### Exercise requirements
Would you transcribe the listing that follows, character for character, and omit its images?

Entries with figure data
----

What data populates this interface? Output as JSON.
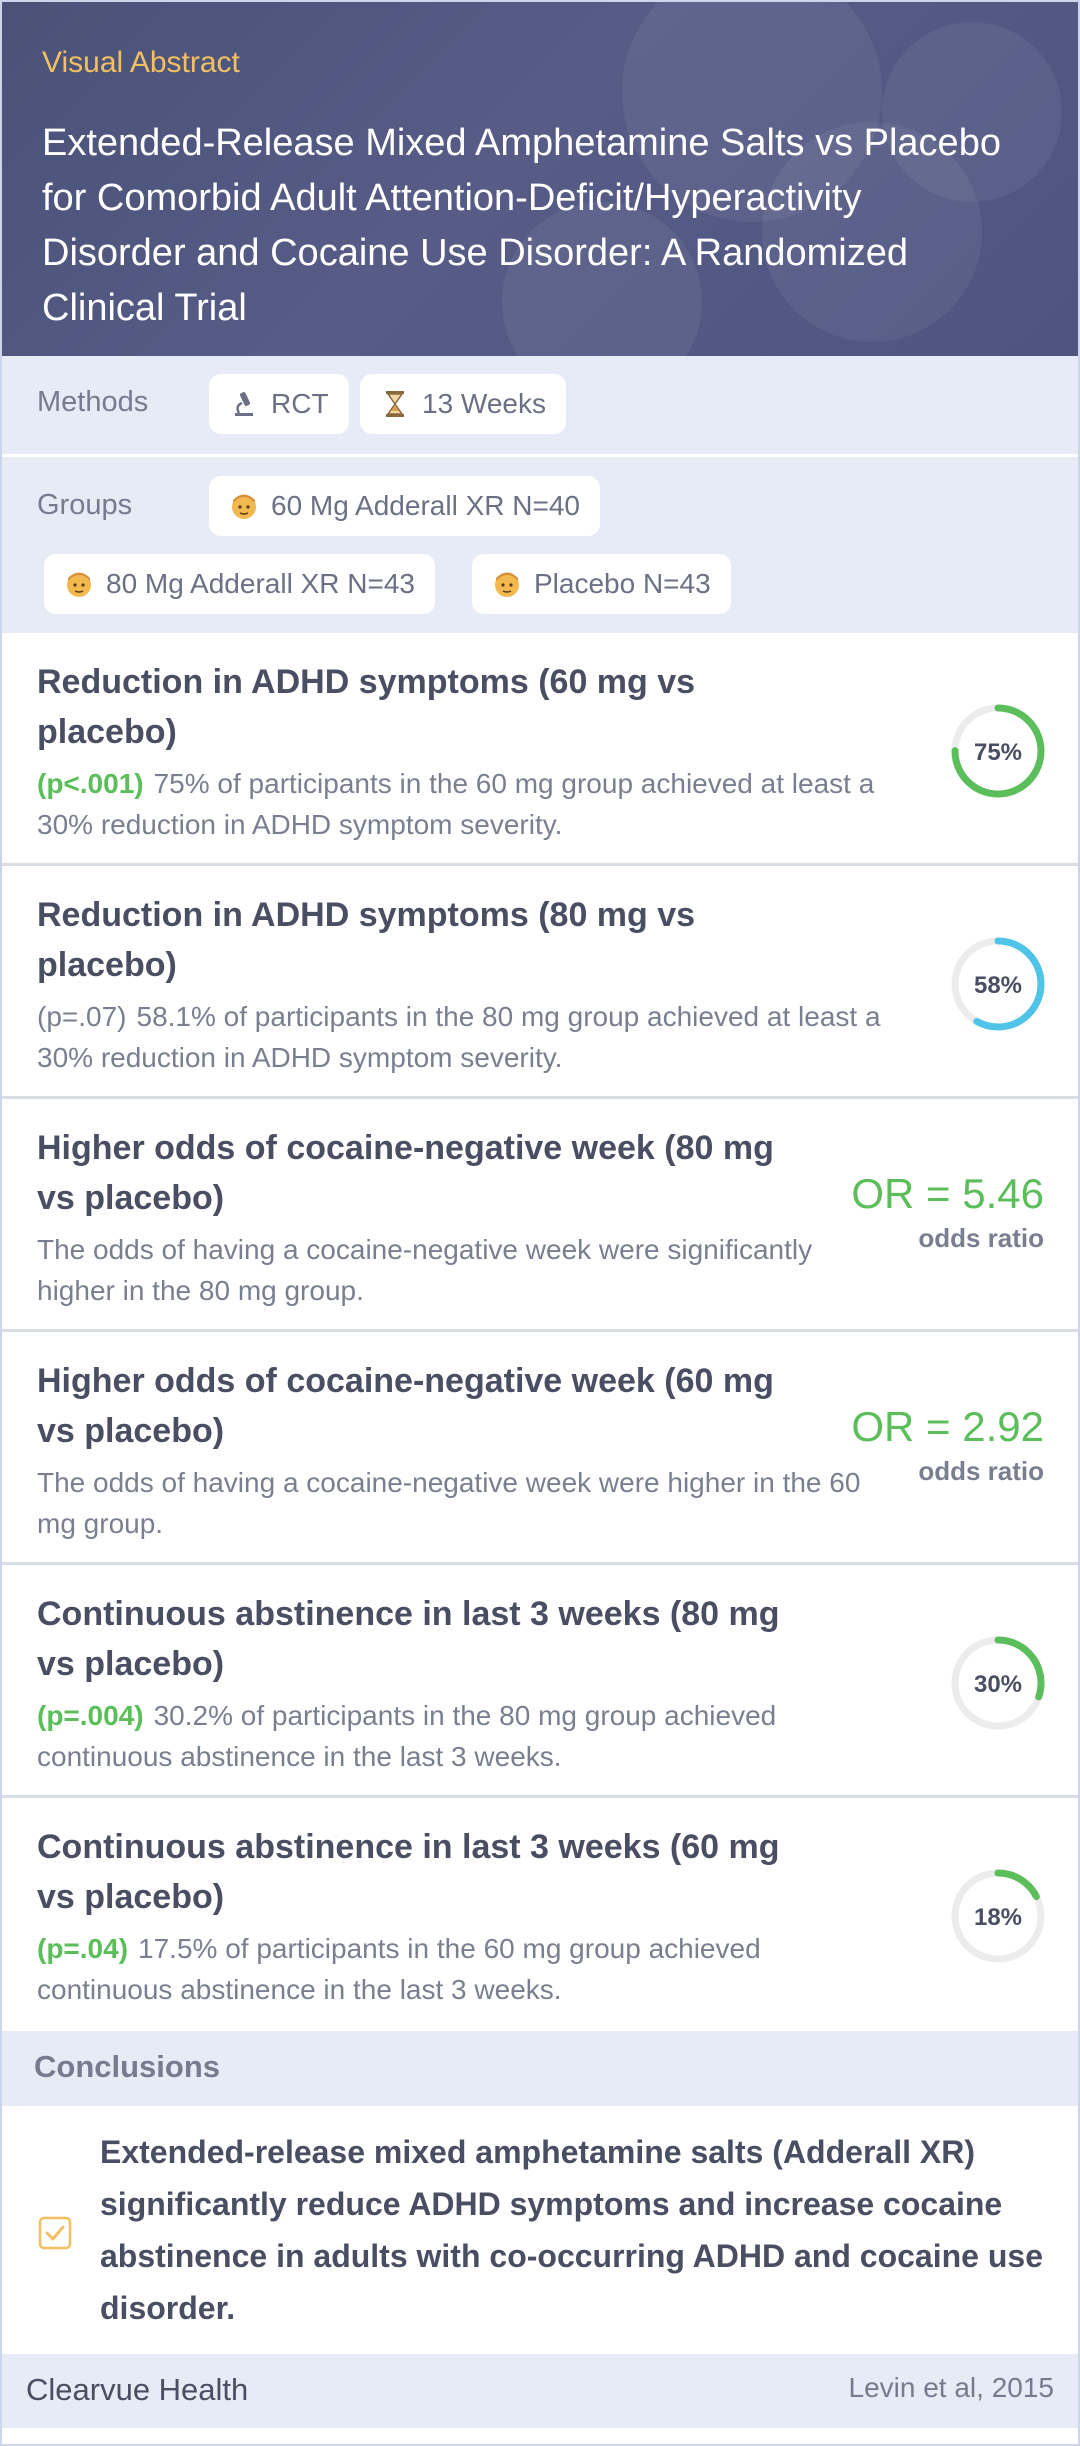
{
  "header": {
    "eyebrow": "Visual Abstract",
    "title": "Extended-Release Mixed Amphetamine Salts vs Placebo for Comorbid Adult Attention-Deficit/Hyperactivity Disorder and Cocaine Use Disorder: A Randomized Clinical Trial"
  },
  "methods": {
    "label": "Methods",
    "chips": [
      {
        "icon": "microscope-icon",
        "text": "RCT"
      },
      {
        "icon": "hourglass-icon",
        "text": "13 Weeks"
      }
    ]
  },
  "groups": {
    "label": "Groups",
    "chips": [
      {
        "icon": "person-icon",
        "text": "60 Mg Adderall XR N=40"
      },
      {
        "icon": "person-icon",
        "text": "80 Mg Adderall XR N=43"
      },
      {
        "icon": "person-icon",
        "text": "Placebo N=43"
      }
    ]
  },
  "findings": [
    {
      "title": "Reduction in ADHD symptoms (60 mg vs placebo)",
      "p": "(p<.001)",
      "text": "75% of participants in the 60 mg group achieved at least a 30% reduction in ADHD symptom severity.",
      "ring_label": "75%",
      "ring_value": 0.75
    },
    {
      "title": "Reduction in ADHD symptoms (80 mg vs placebo)",
      "p": "(p=.07)",
      "text": "58.1% of participants in the 80 mg group achieved at least a 30% reduction in ADHD symptom severity.",
      "ring_label": "58%",
      "ring_value": 0.581
    },
    {
      "title": "Higher odds of cocaine-negative week (80 mg vs placebo)",
      "text": "The odds of having a cocaine-negative week were significantly higher in the 80 mg group.",
      "or_value": "OR = 5.46",
      "or_label": "odds ratio"
    },
    {
      "title": "Higher odds of cocaine-negative week (60 mg vs placebo)",
      "text": "The odds of having a cocaine-negative week were higher in the 60 mg group.",
      "or_value": "OR = 2.92",
      "or_label": "odds ratio"
    },
    {
      "title": "Continuous abstinence in last 3 weeks (80 mg vs placebo)",
      "p": "(p=.004)",
      "text": "30.2% of participants in the 80 mg group achieved continuous abstinence in the last 3 weeks.",
      "ring_label": "30%",
      "ring_value": 0.302
    },
    {
      "title": "Continuous abstinence in last 3 weeks (60 mg vs placebo)",
      "p": "(p=.04)",
      "text": "17.5% of participants in the 60 mg group achieved continuous abstinence in the last 3 weeks.",
      "ring_label": "18%",
      "ring_value": 0.175
    }
  ],
  "conclusions": {
    "label": "Conclusions",
    "text": "Extended-release mixed amphetamine salts (Adderall XR) significantly reduce ADHD symptoms and increase cocaine abstinence in adults with co-occurring ADHD and cocaine use disorder."
  },
  "footer": {
    "brand": "Clearvue Health",
    "citation": "Levin et al, 2015"
  },
  "colors": {
    "accent_green": "#5cbe5a",
    "accent_cyan": "#4fc3e8",
    "eyebrow_gold": "#f2c063",
    "header_bg": "#4f5680"
  }
}
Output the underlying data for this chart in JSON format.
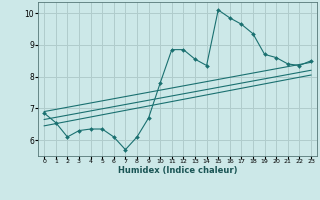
{
  "xlabel": "Humidex (Indice chaleur)",
  "ylabel": "",
  "xlim": [
    -0.5,
    23.5
  ],
  "ylim": [
    5.5,
    10.35
  ],
  "yticks": [
    6,
    7,
    8,
    9,
    10
  ],
  "xticks": [
    0,
    1,
    2,
    3,
    4,
    5,
    6,
    7,
    8,
    9,
    10,
    11,
    12,
    13,
    14,
    15,
    16,
    17,
    18,
    19,
    20,
    21,
    22,
    23
  ],
  "bg_color": "#cce8e8",
  "grid_color": "#b0cccc",
  "line_color": "#1a7070",
  "marker_color": "#1a7070",
  "line1_x": [
    0,
    1,
    2,
    3,
    4,
    5,
    6,
    7,
    8,
    9,
    10,
    11,
    12,
    13,
    14,
    15,
    16,
    17,
    18,
    19,
    20,
    21,
    22,
    23
  ],
  "line1_y": [
    6.85,
    6.55,
    6.1,
    6.3,
    6.35,
    6.35,
    6.1,
    5.7,
    6.1,
    6.7,
    7.8,
    8.85,
    8.85,
    8.55,
    8.35,
    10.1,
    9.85,
    9.65,
    9.35,
    8.7,
    8.6,
    8.4,
    8.35,
    8.5
  ],
  "line2_x": [
    0,
    23
  ],
  "line2_y": [
    6.65,
    8.2
  ],
  "line3_x": [
    0,
    23
  ],
  "line3_y": [
    6.9,
    8.45
  ],
  "line4_x": [
    0,
    23
  ],
  "line4_y": [
    6.45,
    8.05
  ]
}
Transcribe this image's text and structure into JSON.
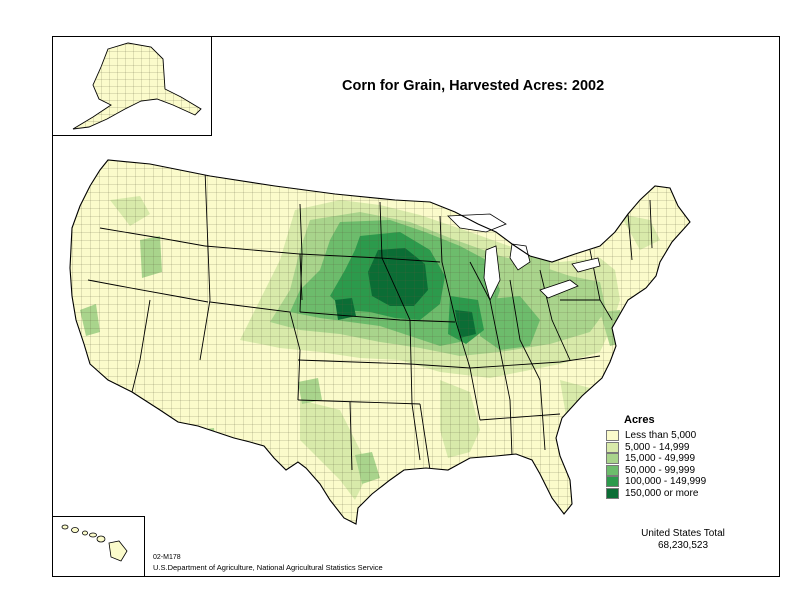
{
  "title": "Corn for Grain, Harvested Acres:  2002",
  "legend": {
    "title": "Acres",
    "items": [
      {
        "label": "Less than 5,000",
        "color": "#fbfbcb"
      },
      {
        "label": "5,000 - 14,999",
        "color": "#d8eaaa"
      },
      {
        "label": "15,000 - 49,999",
        "color": "#a9d48c"
      },
      {
        "label": "50,000 - 99,999",
        "color": "#6dbc6c"
      },
      {
        "label": "100,000 - 149,999",
        "color": "#2c9a4c"
      },
      {
        "label": "150,000 or more",
        "color": "#0b6d35"
      }
    ]
  },
  "total": {
    "label": "United States Total",
    "value": "68,230,523"
  },
  "map_code": "02-M178",
  "source": "U.S.Department of Agriculture, National Agricultural Statistics Service"
}
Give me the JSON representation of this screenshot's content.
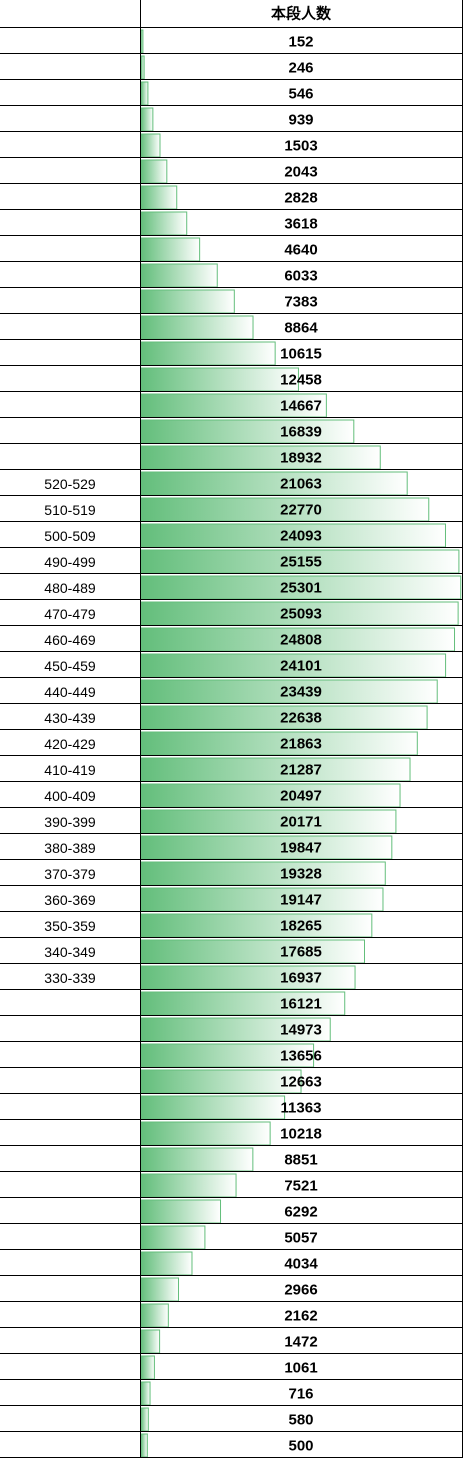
{
  "chart_data": {
    "type": "bar",
    "orientation": "horizontal",
    "column_header": "本段人数",
    "categories": [
      null,
      null,
      null,
      null,
      null,
      null,
      null,
      null,
      null,
      null,
      null,
      null,
      null,
      null,
      null,
      null,
      null,
      "520-529",
      "510-519",
      "500-509",
      "490-499",
      "480-489",
      "470-479",
      "460-469",
      "450-459",
      "440-449",
      "430-439",
      "420-429",
      "410-419",
      "400-409",
      "390-399",
      "380-389",
      "370-379",
      "360-369",
      "350-359",
      "340-349",
      "330-339",
      null,
      null,
      null,
      null,
      null,
      null,
      null,
      null,
      null,
      null,
      null,
      null,
      null,
      null,
      null,
      null,
      null,
      null
    ],
    "values": [
      152,
      246,
      546,
      939,
      1503,
      2043,
      2828,
      3618,
      4640,
      6033,
      7383,
      8864,
      10615,
      12458,
      14667,
      16839,
      18932,
      21063,
      22770,
      24093,
      25155,
      25301,
      25093,
      24808,
      24101,
      23439,
      22638,
      21863,
      21287,
      20497,
      20171,
      19847,
      19328,
      19147,
      18265,
      17685,
      16937,
      16121,
      14973,
      13656,
      12663,
      11363,
      10218,
      8851,
      7521,
      6292,
      5057,
      4034,
      2966,
      2162,
      1472,
      1061,
      716,
      580,
      500
    ],
    "xlim": [
      0,
      25400
    ],
    "color": "#63be7b"
  }
}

----

### Result of this task
What data populates this interface? Output as JSON.
{
  "header": {
    "eyebrow": "Visual Abstract",
    "title": "Extended-Release Mixed Amphetamine Salts vs Placebo for Comorbid Adult Attention-Deficit/Hyperactivity Disorder and Cocaine Use Disorder: A Randomized Clinical Trial"
  },
  "methods": {
    "label": "Methods",
    "chips": [
      {
        "icon": "microscope-icon",
        "text": "RCT"
      },
      {
        "icon": "hourglass-icon",
        "text": "13 Weeks"
      }
    ]
  },
  "groups": {
    "label": "Groups",
    "chips": [
      {
        "icon": "person-icon",
        "text": "60 Mg Adderall XR N=40"
      },
      {
        "icon": "person-icon",
        "text": "80 Mg Adderall XR N=43"
      },
      {
        "icon": "person-icon",
        "text": "Placebo N=43"
      }
    ]
  },
  "findings": [
    {
      "title": "Reduction in ADHD symptoms (60 mg vs placebo)",
      "p": "(p<.001)",
      "text": "75% of participants in the 60 mg group achieved at least a 30% reduction in ADHD symptom severity.",
      "ring_label": "75%",
      "ring_value": 0.75
    },
    {
      "title": "Reduction in ADHD symptoms (80 mg vs placebo)",
      "p": "(p=.07)",
      "text": "58.1% of participants in the 80 mg group achieved at least a 30% reduction in ADHD symptom severity.",
      "ring_label": "58%",
      "ring_value": 0.581
    },
    {
      "title": "Higher odds of cocaine-negative week (80 mg vs placebo)",
      "text": "The odds of having a cocaine-negative week were significantly higher in the 80 mg group.",
      "or_value": "OR = 5.46",
      "or_label": "odds ratio"
    },
    {
      "title": "Higher odds of cocaine-negative week (60 mg vs placebo)",
      "text": "The odds of having a cocaine-negative week were higher in the 60 mg group.",
      "or_value": "OR = 2.92",
      "or_label": "odds ratio"
    },
    {
      "title": "Continuous abstinence in last 3 weeks (80 mg vs placebo)",
      "p": "(p=.004)",
      "text": "30.2% of participants in the 80 mg group achieved continuous abstinence in the last 3 weeks.",
      "ring_label": "30%",
      "ring_value": 0.302
    },
    {
      "title": "Continuous abstinence in last 3 weeks (60 mg vs placebo)",
      "p": "(p=.04)",
      "text": "17.5% of participants in the 60 mg group achieved continuous abstinence in the last 3 weeks.",
      "ring_label": "18%",
      "ring_value": 0.175
    }
  ],
  "conclusions": {
    "label": "Conclusions",
    "text": "Extended-release mixed amphetamine salts (Adderall XR) significantly reduce ADHD symptoms and increase cocaine abstinence in adults with co-occurring ADHD and cocaine use disorder."
  },
  "footer": {
    "brand": "Clearvue Health",
    "citation": "Levin et al, 2015"
  },
  "colors": {
    "accent_green": "#5cbe5a",
    "accent_cyan": "#4fc3e8",
    "eyebrow_gold": "#f2c063",
    "header_bg": "#4f5680"
  }
}
Output the underlying data for this chart in JSON format.
{
  "xlabel": "Humidex (Indice chaleur)",
  "ylabel": "",
  "xlim": [
    -0.5,
    23.5
  ],
  "ylim": [
    5.5,
    10.35
  ],
  "yticks": [
    6,
    7,
    8,
    9,
    10
  ],
  "xticks": [
    0,
    1,
    2,
    3,
    4,
    5,
    6,
    7,
    8,
    9,
    10,
    11,
    12,
    13,
    14,
    15,
    16,
    17,
    18,
    19,
    20,
    21,
    22,
    23
  ],
  "bg_color": "#cce8e8",
  "grid_color": "#b0cccc",
  "line_color": "#1a7070",
  "marker_color": "#1a7070",
  "line1_x": [
    0,
    1,
    2,
    3,
    4,
    5,
    6,
    7,
    8,
    9,
    10,
    11,
    12,
    13,
    14,
    15,
    16,
    17,
    18,
    19,
    20,
    21,
    22,
    23
  ],
  "line1_y": [
    6.85,
    6.55,
    6.1,
    6.3,
    6.35,
    6.35,
    6.1,
    5.7,
    6.1,
    6.7,
    7.8,
    8.85,
    8.85,
    8.55,
    8.35,
    10.1,
    9.85,
    9.65,
    9.35,
    8.7,
    8.6,
    8.4,
    8.35,
    8.5
  ],
  "line2_x": [
    0,
    23
  ],
  "line2_y": [
    6.65,
    8.2
  ],
  "line3_x": [
    0,
    23
  ],
  "line3_y": [
    6.9,
    8.45
  ],
  "line4_x": [
    0,
    23
  ],
  "line4_y": [
    6.45,
    8.05
  ]
}
Transcribe this image's text and structure into JSON.
{
  "title": "Corn for Grain, Harvested Acres:  2002",
  "legend": {
    "title": "Acres",
    "items": [
      {
        "label": "Less than 5,000",
        "color": "#fbfbcb"
      },
      {
        "label": "5,000 - 14,999",
        "color": "#d8eaaa"
      },
      {
        "label": "15,000 - 49,999",
        "color": "#a9d48c"
      },
      {
        "label": "50,000 - 99,999",
        "color": "#6dbc6c"
      },
      {
        "label": "100,000 - 149,999",
        "color": "#2c9a4c"
      },
      {
        "label": "150,000 or more",
        "color": "#0b6d35"
      }
    ]
  },
  "total": {
    "label": "United States Total",
    "value": "68,230,523"
  },
  "map_code": "02-M178",
  "source": "U.S.Department of Agriculture, National Agricultural Statistics Service"
}
Give me the JSON representation of this screenshot's content.
{
  "chart_data": {
    "type": "bar",
    "orientation": "horizontal",
    "column_header": "本段人数",
    "categories": [
      null,
      null,
      null,
      null,
      null,
      null,
      null,
      null,
      null,
      null,
      null,
      null,
      null,
      null,
      null,
      null,
      null,
      "520-529",
      "510-519",
      "500-509",
      "490-499",
      "480-489",
      "470-479",
      "460-469",
      "450-459",
      "440-449",
      "430-439",
      "420-429",
      "410-419",
      "400-409",
      "390-399",
      "380-389",
      "370-379",
      "360-369",
      "350-359",
      "340-349",
      "330-339",
      null,
      null,
      null,
      null,
      null,
      null,
      null,
      null,
      null,
      null,
      null,
      null,
      null,
      null,
      null,
      null,
      null,
      null
    ],
    "values": [
      152,
      246,
      546,
      939,
      1503,
      2043,
      2828,
      3618,
      4640,
      6033,
      7383,
      8864,
      10615,
      12458,
      14667,
      16839,
      18932,
      21063,
      22770,
      24093,
      25155,
      25301,
      25093,
      24808,
      24101,
      23439,
      22638,
      21863,
      21287,
      20497,
      20171,
      19847,
      19328,
      19147,
      18265,
      17685,
      16937,
      16121,
      14973,
      13656,
      12663,
      11363,
      10218,
      8851,
      7521,
      6292,
      5057,
      4034,
      2966,
      2162,
      1472,
      1061,
      716,
      580,
      500
    ],
    "xlim": [
      0,
      25400
    ],
    "color": "#63be7b"
  }
}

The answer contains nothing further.